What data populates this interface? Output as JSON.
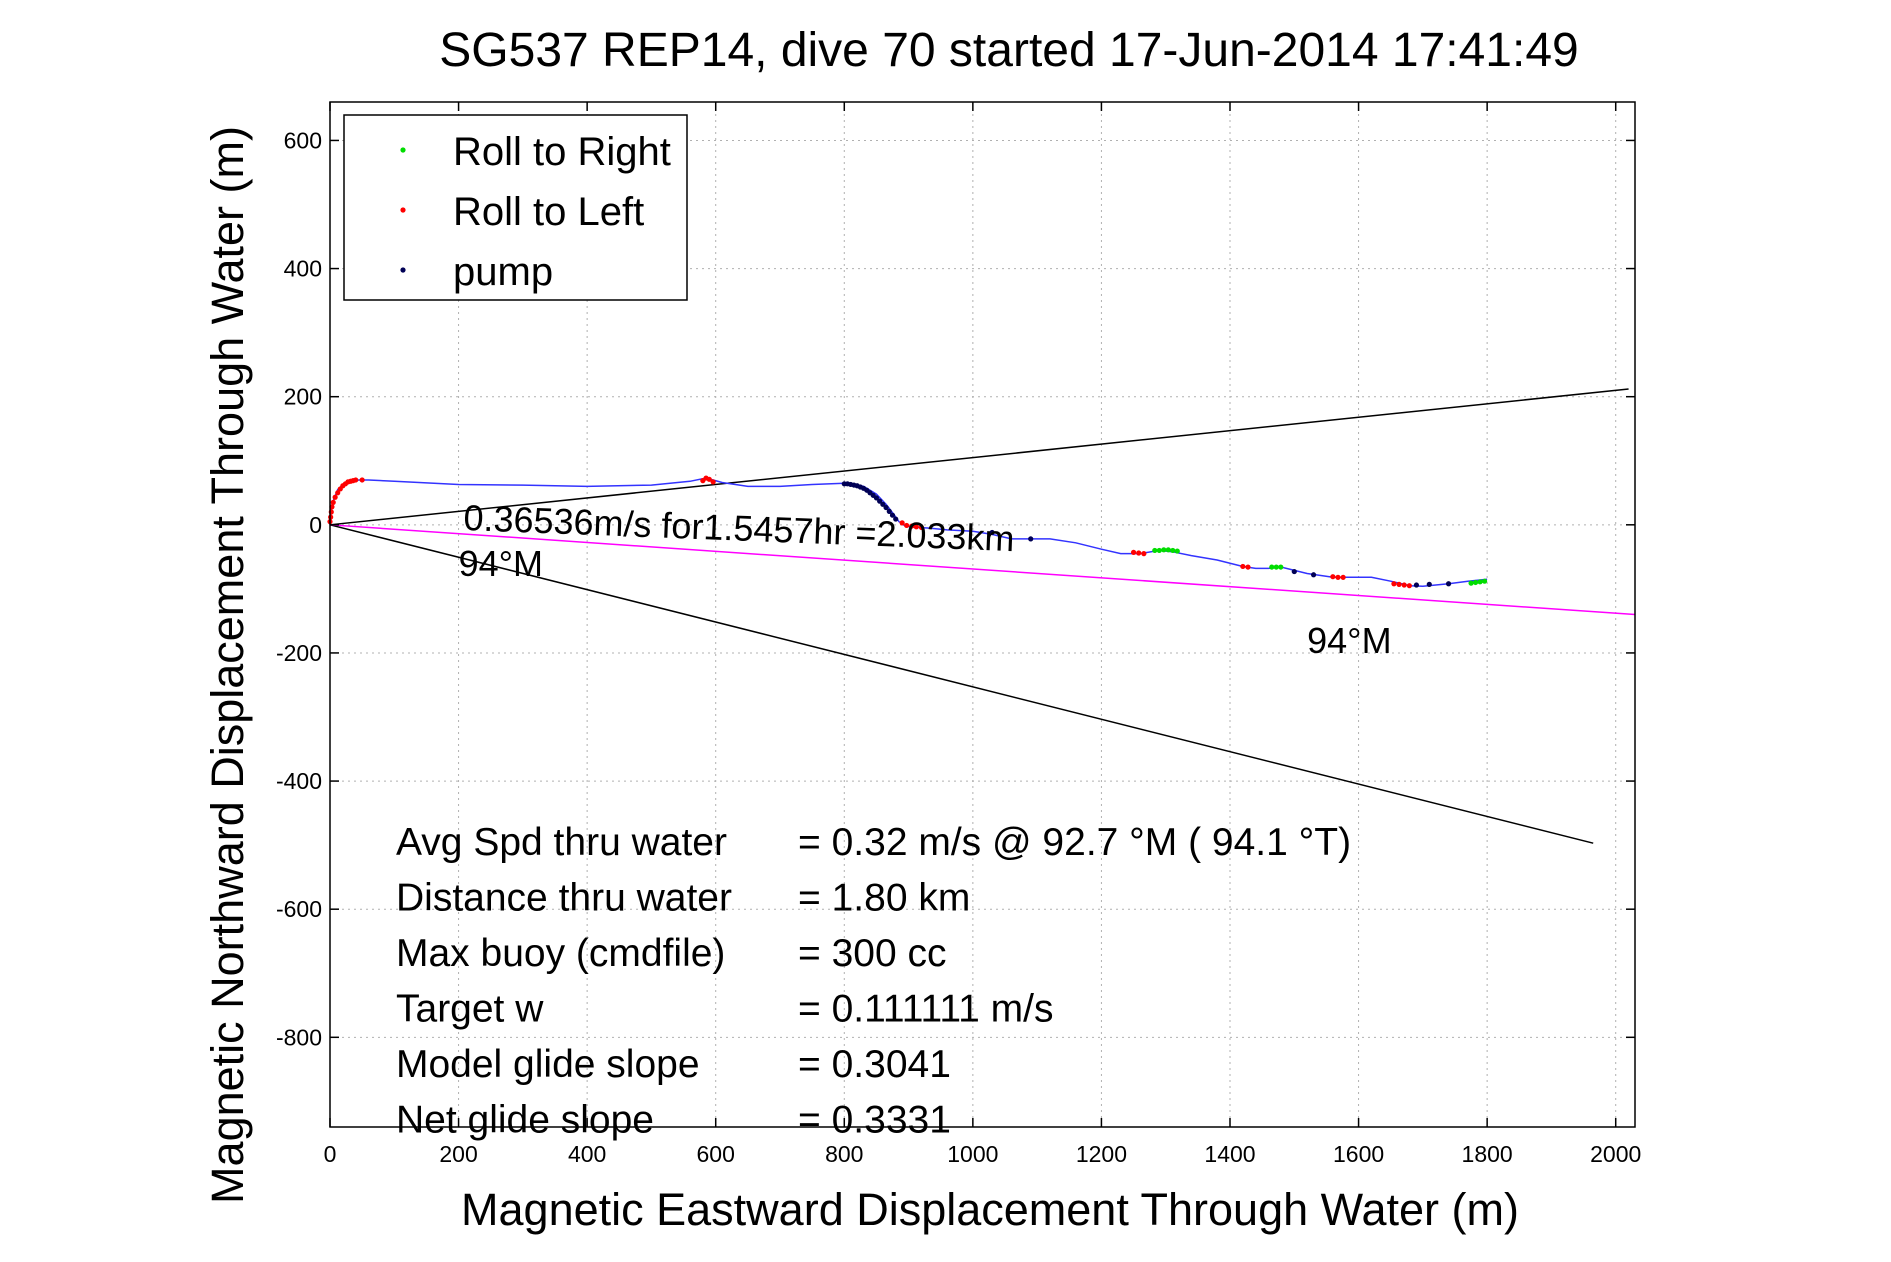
{
  "chart_data": {
    "type": "scatter",
    "title": "SG537 REP14, dive 70 started 17-Jun-2014 17:41:49",
    "xlabel": "Magnetic Eastward Displacement Through Water (m)",
    "ylabel": "Magnetic Northward Displacement Through Water (m)",
    "xlim": [
      0,
      2030
    ],
    "ylim": [
      -940,
      660
    ],
    "xticks": [
      0,
      200,
      400,
      600,
      800,
      1000,
      1200,
      1400,
      1600,
      1800,
      2000
    ],
    "yticks": [
      600,
      400,
      200,
      0,
      -200,
      -400,
      -600,
      -800
    ],
    "grid": true,
    "legend_position": "top-left",
    "colors": {
      "track": "#3333ff",
      "roll_right": "#00dd00",
      "roll_left": "#ff0000",
      "pump": "#000055",
      "heading_line": "#ff00ff",
      "bound_line": "#000000"
    },
    "legend": [
      {
        "label": "Roll to Right",
        "color": "#00dd00"
      },
      {
        "label": "Roll to Left",
        "color": "#ff0000"
      },
      {
        "label": "pump",
        "color": "#000055"
      }
    ],
    "track": {
      "x": [
        0,
        2,
        6,
        12,
        20,
        30,
        45,
        60,
        100,
        200,
        300,
        400,
        500,
        560,
        585,
        610,
        650,
        700,
        750,
        800,
        830,
        850,
        865,
        878,
        885,
        895,
        910,
        930,
        960,
        1000,
        1030,
        1060,
        1090,
        1120,
        1160,
        1200,
        1230,
        1260,
        1290,
        1310,
        1340,
        1380,
        1420,
        1440,
        1460,
        1480,
        1520,
        1560,
        1590,
        1620,
        1650,
        1680,
        1700,
        1740,
        1770,
        1800
      ],
      "y": [
        0,
        25,
        40,
        55,
        63,
        68,
        70,
        70,
        68,
        63,
        62,
        60,
        62,
        68,
        73,
        66,
        60,
        60,
        63,
        65,
        60,
        48,
        32,
        15,
        5,
        -2,
        -4,
        -5,
        -8,
        -10,
        -15,
        -22,
        -22,
        -22,
        -28,
        -38,
        -45,
        -45,
        -40,
        -42,
        -48,
        -55,
        -65,
        -68,
        -68,
        -66,
        -76,
        -82,
        -82,
        -82,
        -88,
        -95,
        -96,
        -92,
        -88,
        -85
      ]
    },
    "roll_right": {
      "x": [
        1283,
        1290,
        1297,
        1304,
        1311,
        1318,
        1465,
        1472,
        1479,
        1775,
        1782,
        1789,
        1796
      ],
      "y": [
        -40,
        -40,
        -39,
        -39,
        -40,
        -41,
        -66,
        -66,
        -66,
        -91,
        -90,
        -89,
        -88
      ]
    },
    "roll_left": {
      "x": [
        0,
        1,
        2,
        3,
        5,
        8,
        12,
        16,
        20,
        24,
        28,
        32,
        36,
        40,
        50,
        580,
        585,
        590,
        596,
        890,
        897,
        905,
        912,
        920,
        1250,
        1258,
        1266,
        1420,
        1428,
        1560,
        1568,
        1576,
        1655,
        1663,
        1671,
        1679
      ],
      "y": [
        5,
        12,
        20,
        28,
        35,
        43,
        50,
        56,
        61,
        64,
        67,
        68,
        69,
        70,
        70,
        69,
        73,
        71,
        67,
        3,
        -1,
        -2,
        -3,
        -4,
        -43,
        -44,
        -45,
        -65,
        -66,
        -81,
        -82,
        -82,
        -92,
        -93,
        -94,
        -95
      ]
    },
    "pump": {
      "x": [
        800,
        805,
        810,
        815,
        820,
        825,
        830,
        835,
        840,
        845,
        850,
        855,
        860,
        865,
        870,
        875,
        880,
        1030,
        1090,
        1500,
        1530,
        1690,
        1710,
        1740
      ],
      "y": [
        64,
        64,
        63,
        62,
        61,
        59,
        57,
        54,
        50,
        46,
        42,
        37,
        32,
        27,
        21,
        15,
        9,
        -12,
        -22,
        -73,
        -78,
        -94,
        -93,
        -92
      ]
    },
    "reference_lines": [
      {
        "name": "upper_bound",
        "x": [
          0,
          2020
        ],
        "y": [
          0,
          212
        ]
      },
      {
        "name": "lower_bound",
        "x": [
          0,
          1965
        ],
        "y": [
          0,
          -497
        ]
      },
      {
        "name": "heading",
        "x": [
          0,
          2030
        ],
        "y": [
          0,
          -140
        ]
      }
    ],
    "annotations": [
      {
        "text": "0.36536m/s for1.5457hr =2.033km",
        "x": 207,
        "y": -8
      },
      {
        "text": "94°M",
        "x": 200,
        "y": -80
      },
      {
        "text": "94°M",
        "x": 1520,
        "y": -200
      }
    ],
    "stats": [
      {
        "label": "Avg Spd thru water",
        "value": "=  0.32 m/s @  92.7 °M ( 94.1 °T)"
      },
      {
        "label": "Distance thru water",
        "value": "=  1.80 km"
      },
      {
        "label": "Max buoy (cmdfile)",
        "value": "= 300 cc"
      },
      {
        "label": "Target w",
        "value": "= 0.111111 m/s"
      },
      {
        "label": "Model glide slope",
        "value": "= 0.3041"
      },
      {
        "label": "Net glide slope",
        "value": "= 0.3331"
      }
    ]
  }
}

EXERCISE DESCRIPTION =>
Set each line of the records down exactly, leaving every picture out.

FULL RESPONSE =>
What data populates this interface? Output as JSON.
{
  "chart_data": {
    "type": "scatter",
    "title": "SG537 REP14, dive 70 started 17-Jun-2014 17:41:49",
    "xlabel": "Magnetic Eastward Displacement Through Water (m)",
    "ylabel": "Magnetic Northward Displacement Through Water (m)",
    "xlim": [
      0,
      2030
    ],
    "ylim": [
      -940,
      660
    ],
    "xticks": [
      0,
      200,
      400,
      600,
      800,
      1000,
      1200,
      1400,
      1600,
      1800,
      2000
    ],
    "yticks": [
      600,
      400,
      200,
      0,
      -200,
      -400,
      -600,
      -800
    ],
    "grid": true,
    "legend_position": "top-left",
    "colors": {
      "track": "#3333ff",
      "roll_right": "#00dd00",
      "roll_left": "#ff0000",
      "pump": "#000055",
      "heading_line": "#ff00ff",
      "bound_line": "#000000"
    },
    "legend": [
      {
        "label": "Roll to Right",
        "color": "#00dd00"
      },
      {
        "label": "Roll to Left",
        "color": "#ff0000"
      },
      {
        "label": "pump",
        "color": "#000055"
      }
    ],
    "track": {
      "x": [
        0,
        2,
        6,
        12,
        20,
        30,
        45,
        60,
        100,
        200,
        300,
        400,
        500,
        560,
        585,
        610,
        650,
        700,
        750,
        800,
        830,
        850,
        865,
        878,
        885,
        895,
        910,
        930,
        960,
        1000,
        1030,
        1060,
        1090,
        1120,
        1160,
        1200,
        1230,
        1260,
        1290,
        1310,
        1340,
        1380,
        1420,
        1440,
        1460,
        1480,
        1520,
        1560,
        1590,
        1620,
        1650,
        1680,
        1700,
        1740,
        1770,
        1800
      ],
      "y": [
        0,
        25,
        40,
        55,
        63,
        68,
        70,
        70,
        68,
        63,
        62,
        60,
        62,
        68,
        73,
        66,
        60,
        60,
        63,
        65,
        60,
        48,
        32,
        15,
        5,
        -2,
        -4,
        -5,
        -8,
        -10,
        -15,
        -22,
        -22,
        -22,
        -28,
        -38,
        -45,
        -45,
        -40,
        -42,
        -48,
        -55,
        -65,
        -68,
        -68,
        -66,
        -76,
        -82,
        -82,
        -82,
        -88,
        -95,
        -96,
        -92,
        -88,
        -85
      ]
    },
    "roll_right": {
      "x": [
        1283,
        1290,
        1297,
        1304,
        1311,
        1318,
        1465,
        1472,
        1479,
        1775,
        1782,
        1789,
        1796
      ],
      "y": [
        -40,
        -40,
        -39,
        -39,
        -40,
        -41,
        -66,
        -66,
        -66,
        -91,
        -90,
        -89,
        -88
      ]
    },
    "roll_left": {
      "x": [
        0,
        1,
        2,
        3,
        5,
        8,
        12,
        16,
        20,
        24,
        28,
        32,
        36,
        40,
        50,
        580,
        585,
        590,
        596,
        890,
        897,
        905,
        912,
        920,
        1250,
        1258,
        1266,
        1420,
        1428,
        1560,
        1568,
        1576,
        1655,
        1663,
        1671,
        1679
      ],
      "y": [
        5,
        12,
        20,
        28,
        35,
        43,
        50,
        56,
        61,
        64,
        67,
        68,
        69,
        70,
        70,
        69,
        73,
        71,
        67,
        3,
        -1,
        -2,
        -3,
        -4,
        -43,
        -44,
        -45,
        -65,
        -66,
        -81,
        -82,
        -82,
        -92,
        -93,
        -94,
        -95
      ]
    },
    "pump": {
      "x": [
        800,
        805,
        810,
        815,
        820,
        825,
        830,
        835,
        840,
        845,
        850,
        855,
        860,
        865,
        870,
        875,
        880,
        1030,
        1090,
        1500,
        1530,
        1690,
        1710,
        1740
      ],
      "y": [
        64,
        64,
        63,
        62,
        61,
        59,
        57,
        54,
        50,
        46,
        42,
        37,
        32,
        27,
        21,
        15,
        9,
        -12,
        -22,
        -73,
        -78,
        -94,
        -93,
        -92
      ]
    },
    "reference_lines": [
      {
        "name": "upper_bound",
        "x": [
          0,
          2020
        ],
        "y": [
          0,
          212
        ]
      },
      {
        "name": "lower_bound",
        "x": [
          0,
          1965
        ],
        "y": [
          0,
          -497
        ]
      },
      {
        "name": "heading",
        "x": [
          0,
          2030
        ],
        "y": [
          0,
          -140
        ]
      }
    ],
    "annotations": [
      {
        "text": "0.36536m/s for1.5457hr =2.033km",
        "x": 207,
        "y": -8
      },
      {
        "text": "94°M",
        "x": 200,
        "y": -80
      },
      {
        "text": "94°M",
        "x": 1520,
        "y": -200
      }
    ],
    "stats": [
      {
        "label": "Avg Spd thru water",
        "value": "=  0.32 m/s @  92.7 °M ( 94.1 °T)"
      },
      {
        "label": "Distance thru water",
        "value": "=  1.80 km"
      },
      {
        "label": "Max buoy (cmdfile)",
        "value": "= 300 cc"
      },
      {
        "label": "Target w",
        "value": "= 0.111111 m/s"
      },
      {
        "label": "Model glide slope",
        "value": "= 0.3041"
      },
      {
        "label": "Net glide slope",
        "value": "= 0.3331"
      }
    ]
  }
}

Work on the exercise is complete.